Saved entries
==========
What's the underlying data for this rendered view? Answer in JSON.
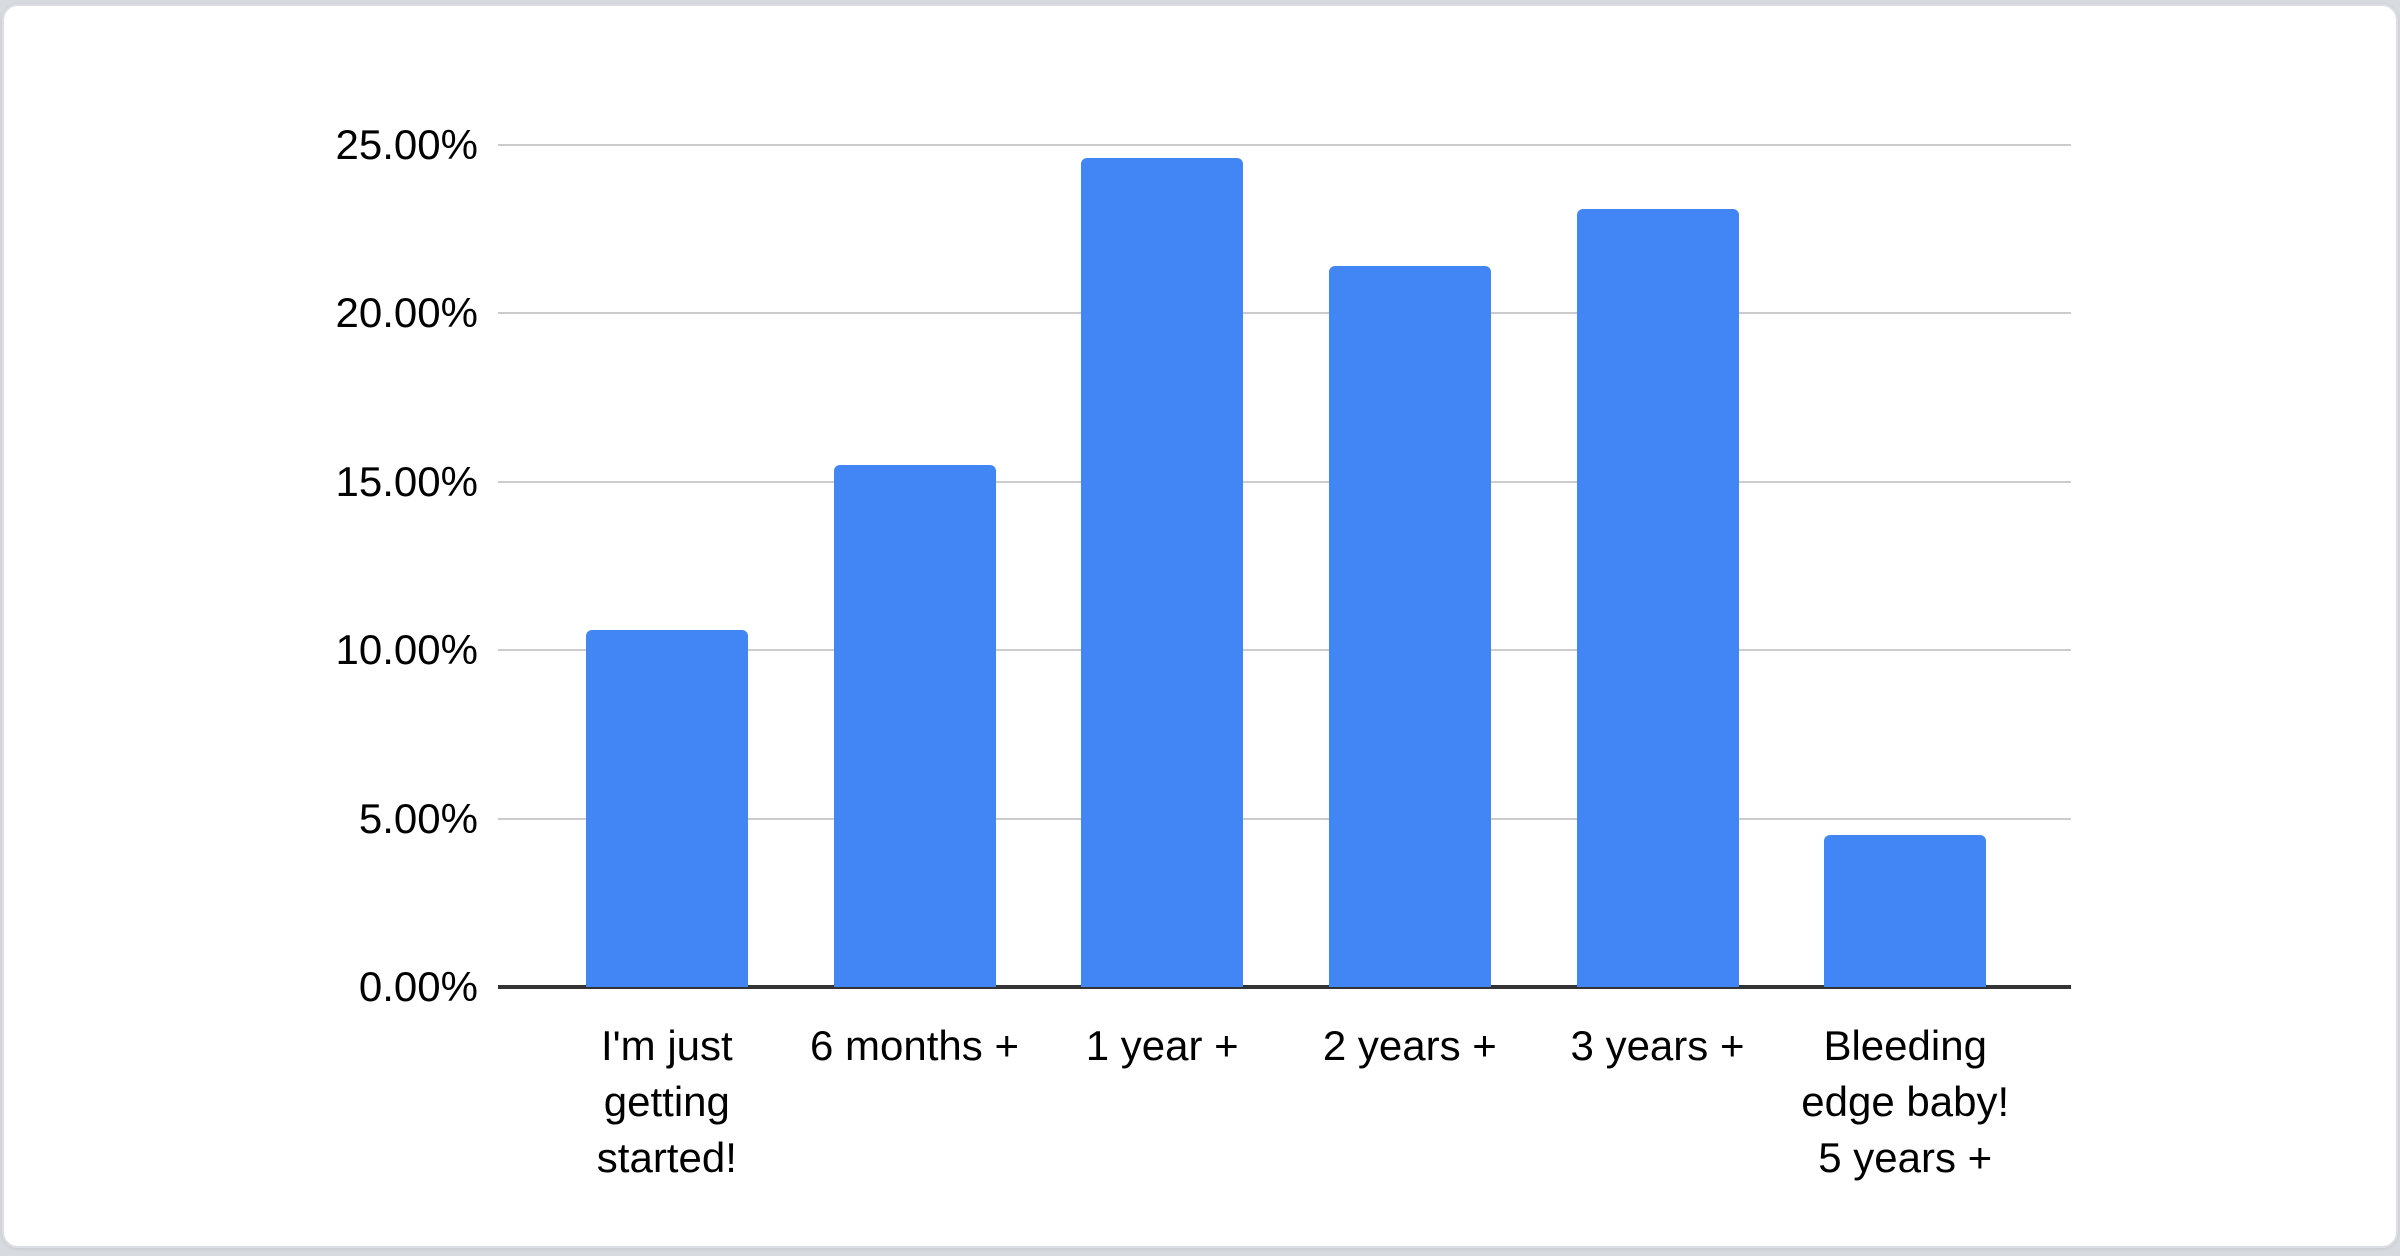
{
  "page": {
    "background_color": "#d7dade",
    "card_color": "#ffffff",
    "card_border_color": "#dcdfe3"
  },
  "chart_data": {
    "type": "bar",
    "title": "",
    "xlabel": "",
    "ylabel": "",
    "categories": [
      "I'm just getting started!",
      "6 months +",
      "1 year +",
      "2 years +",
      "3 years +",
      "Bleeding edge baby! 5 years +"
    ],
    "category_label_lines": [
      [
        "I'm just",
        "getting",
        "started!"
      ],
      [
        "6 months +"
      ],
      [
        "1 year +"
      ],
      [
        "2 years +"
      ],
      [
        "3 years +"
      ],
      [
        "Bleeding",
        "edge baby!",
        "5 years +"
      ]
    ],
    "values": [
      10.6,
      15.5,
      24.6,
      21.4,
      23.1,
      4.5
    ],
    "unit": "%",
    "ylim": [
      0,
      25
    ],
    "yticks": [
      {
        "value": 25,
        "label": "25.00%"
      },
      {
        "value": 20,
        "label": "20.00%"
      },
      {
        "value": 15,
        "label": "15.00%"
      },
      {
        "value": 10,
        "label": "10.00%"
      },
      {
        "value": 5,
        "label": "5.00%"
      },
      {
        "value": 0,
        "label": "0.00%"
      }
    ],
    "bar_color": "#4285f4",
    "gridline_color": "#cccccc",
    "baseline_color": "#333333",
    "grid": true,
    "legend": "none"
  }
}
==========
*Work to complete*. How many of the listing's lines contain "edge"? Respond with a single number and nothing else.

*Final answer*. 2